— start of Data to process —
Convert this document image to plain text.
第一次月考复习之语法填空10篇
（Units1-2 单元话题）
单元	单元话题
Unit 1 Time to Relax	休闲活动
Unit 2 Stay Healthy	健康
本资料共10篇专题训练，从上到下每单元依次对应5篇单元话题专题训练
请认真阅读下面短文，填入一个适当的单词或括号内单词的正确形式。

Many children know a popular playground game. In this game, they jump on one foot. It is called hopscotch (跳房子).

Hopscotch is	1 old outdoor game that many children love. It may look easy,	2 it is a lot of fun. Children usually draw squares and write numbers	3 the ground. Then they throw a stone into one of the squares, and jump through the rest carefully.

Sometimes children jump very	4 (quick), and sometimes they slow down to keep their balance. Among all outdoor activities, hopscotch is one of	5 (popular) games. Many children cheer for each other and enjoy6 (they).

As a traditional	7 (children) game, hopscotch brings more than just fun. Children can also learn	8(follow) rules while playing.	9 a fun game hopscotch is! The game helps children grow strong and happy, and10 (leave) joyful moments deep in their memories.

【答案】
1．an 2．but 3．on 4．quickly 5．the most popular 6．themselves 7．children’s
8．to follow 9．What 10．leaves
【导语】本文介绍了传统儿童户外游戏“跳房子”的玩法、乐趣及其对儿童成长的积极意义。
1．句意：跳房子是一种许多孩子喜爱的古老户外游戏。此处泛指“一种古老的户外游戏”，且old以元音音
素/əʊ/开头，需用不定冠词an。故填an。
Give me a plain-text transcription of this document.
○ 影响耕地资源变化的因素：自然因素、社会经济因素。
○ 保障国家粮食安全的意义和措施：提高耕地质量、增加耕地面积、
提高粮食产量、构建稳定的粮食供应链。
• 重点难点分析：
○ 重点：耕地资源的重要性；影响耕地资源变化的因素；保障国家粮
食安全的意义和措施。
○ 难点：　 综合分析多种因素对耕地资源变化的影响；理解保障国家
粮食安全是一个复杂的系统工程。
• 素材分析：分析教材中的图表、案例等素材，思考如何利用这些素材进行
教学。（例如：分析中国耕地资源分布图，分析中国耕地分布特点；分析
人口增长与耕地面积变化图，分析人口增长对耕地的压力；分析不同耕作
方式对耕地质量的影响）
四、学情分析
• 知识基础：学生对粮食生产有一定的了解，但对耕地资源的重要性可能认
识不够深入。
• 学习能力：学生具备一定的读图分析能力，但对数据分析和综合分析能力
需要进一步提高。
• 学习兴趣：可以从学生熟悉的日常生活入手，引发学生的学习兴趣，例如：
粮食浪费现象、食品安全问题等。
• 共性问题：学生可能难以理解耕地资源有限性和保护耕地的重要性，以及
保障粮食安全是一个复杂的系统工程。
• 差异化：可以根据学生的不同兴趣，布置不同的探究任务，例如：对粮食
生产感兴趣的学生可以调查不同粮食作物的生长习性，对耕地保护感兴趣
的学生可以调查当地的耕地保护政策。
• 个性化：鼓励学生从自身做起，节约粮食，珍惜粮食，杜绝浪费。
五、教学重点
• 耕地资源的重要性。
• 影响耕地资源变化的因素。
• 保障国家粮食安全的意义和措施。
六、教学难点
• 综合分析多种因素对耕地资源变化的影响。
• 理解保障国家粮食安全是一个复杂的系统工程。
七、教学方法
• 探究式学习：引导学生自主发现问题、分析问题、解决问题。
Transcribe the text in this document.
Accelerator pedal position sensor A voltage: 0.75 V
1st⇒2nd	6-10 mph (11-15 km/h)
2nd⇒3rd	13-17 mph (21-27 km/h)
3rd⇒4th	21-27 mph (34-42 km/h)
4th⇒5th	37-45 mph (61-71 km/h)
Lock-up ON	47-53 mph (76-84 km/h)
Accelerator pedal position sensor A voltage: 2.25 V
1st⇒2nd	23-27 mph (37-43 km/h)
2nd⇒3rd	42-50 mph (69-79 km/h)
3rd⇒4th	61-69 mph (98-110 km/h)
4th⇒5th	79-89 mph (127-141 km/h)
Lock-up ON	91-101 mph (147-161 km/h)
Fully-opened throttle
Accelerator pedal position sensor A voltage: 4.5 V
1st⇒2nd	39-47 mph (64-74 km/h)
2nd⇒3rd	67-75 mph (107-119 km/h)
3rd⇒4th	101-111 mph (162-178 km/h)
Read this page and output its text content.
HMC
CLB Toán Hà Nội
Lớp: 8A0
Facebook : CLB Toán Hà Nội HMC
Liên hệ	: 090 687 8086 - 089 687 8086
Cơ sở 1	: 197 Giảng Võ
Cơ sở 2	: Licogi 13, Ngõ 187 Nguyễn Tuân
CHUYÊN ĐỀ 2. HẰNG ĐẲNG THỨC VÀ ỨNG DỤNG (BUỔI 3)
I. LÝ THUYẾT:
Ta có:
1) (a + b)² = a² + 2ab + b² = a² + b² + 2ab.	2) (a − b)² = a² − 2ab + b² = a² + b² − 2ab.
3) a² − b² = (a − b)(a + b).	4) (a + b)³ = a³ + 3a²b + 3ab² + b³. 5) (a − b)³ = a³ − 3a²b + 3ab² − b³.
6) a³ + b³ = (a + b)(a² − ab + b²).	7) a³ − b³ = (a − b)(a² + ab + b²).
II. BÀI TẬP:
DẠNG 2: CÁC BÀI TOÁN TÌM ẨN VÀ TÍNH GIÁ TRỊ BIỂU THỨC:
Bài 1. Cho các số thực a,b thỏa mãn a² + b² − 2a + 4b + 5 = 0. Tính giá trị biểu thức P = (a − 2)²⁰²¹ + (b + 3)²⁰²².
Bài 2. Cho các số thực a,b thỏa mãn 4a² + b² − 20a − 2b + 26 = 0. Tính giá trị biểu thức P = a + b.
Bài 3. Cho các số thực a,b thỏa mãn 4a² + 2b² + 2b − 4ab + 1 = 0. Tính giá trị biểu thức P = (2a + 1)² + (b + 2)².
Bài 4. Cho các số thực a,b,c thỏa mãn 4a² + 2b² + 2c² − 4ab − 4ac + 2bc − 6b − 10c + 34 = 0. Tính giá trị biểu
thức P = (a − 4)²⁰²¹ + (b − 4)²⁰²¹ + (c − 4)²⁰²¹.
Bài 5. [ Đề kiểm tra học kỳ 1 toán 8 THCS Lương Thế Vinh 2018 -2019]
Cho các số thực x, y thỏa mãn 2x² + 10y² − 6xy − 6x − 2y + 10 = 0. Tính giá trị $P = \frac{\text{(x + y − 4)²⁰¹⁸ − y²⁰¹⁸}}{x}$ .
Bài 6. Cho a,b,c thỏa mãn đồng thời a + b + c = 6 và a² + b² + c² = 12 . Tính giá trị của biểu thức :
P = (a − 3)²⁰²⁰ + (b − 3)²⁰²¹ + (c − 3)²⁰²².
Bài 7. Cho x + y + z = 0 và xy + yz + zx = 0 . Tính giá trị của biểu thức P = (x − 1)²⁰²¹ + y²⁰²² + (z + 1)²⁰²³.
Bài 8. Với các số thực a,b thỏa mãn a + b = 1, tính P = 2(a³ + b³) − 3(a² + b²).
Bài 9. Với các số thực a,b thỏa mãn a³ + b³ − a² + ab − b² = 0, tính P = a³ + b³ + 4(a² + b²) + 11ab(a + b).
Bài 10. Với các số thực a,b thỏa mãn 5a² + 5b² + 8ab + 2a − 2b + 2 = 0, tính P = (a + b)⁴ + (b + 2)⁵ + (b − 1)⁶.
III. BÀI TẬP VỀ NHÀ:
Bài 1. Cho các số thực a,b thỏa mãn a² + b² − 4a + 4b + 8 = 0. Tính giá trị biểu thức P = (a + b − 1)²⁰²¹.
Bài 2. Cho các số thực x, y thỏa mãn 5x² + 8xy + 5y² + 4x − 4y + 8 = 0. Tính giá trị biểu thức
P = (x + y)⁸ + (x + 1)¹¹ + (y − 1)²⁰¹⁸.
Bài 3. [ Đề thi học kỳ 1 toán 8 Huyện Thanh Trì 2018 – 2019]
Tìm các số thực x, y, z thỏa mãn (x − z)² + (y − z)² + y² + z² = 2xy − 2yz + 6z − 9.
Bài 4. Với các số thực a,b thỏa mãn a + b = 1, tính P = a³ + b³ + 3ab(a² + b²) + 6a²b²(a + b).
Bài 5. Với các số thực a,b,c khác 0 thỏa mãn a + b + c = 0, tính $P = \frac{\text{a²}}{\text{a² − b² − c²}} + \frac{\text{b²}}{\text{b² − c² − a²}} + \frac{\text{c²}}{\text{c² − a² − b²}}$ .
— end of Data to process —
Where a line in the entries holds the word "plain", copy that line.

**Worked answer**
Convert this document image to plain text.
Give me a plain-text transcription of this document.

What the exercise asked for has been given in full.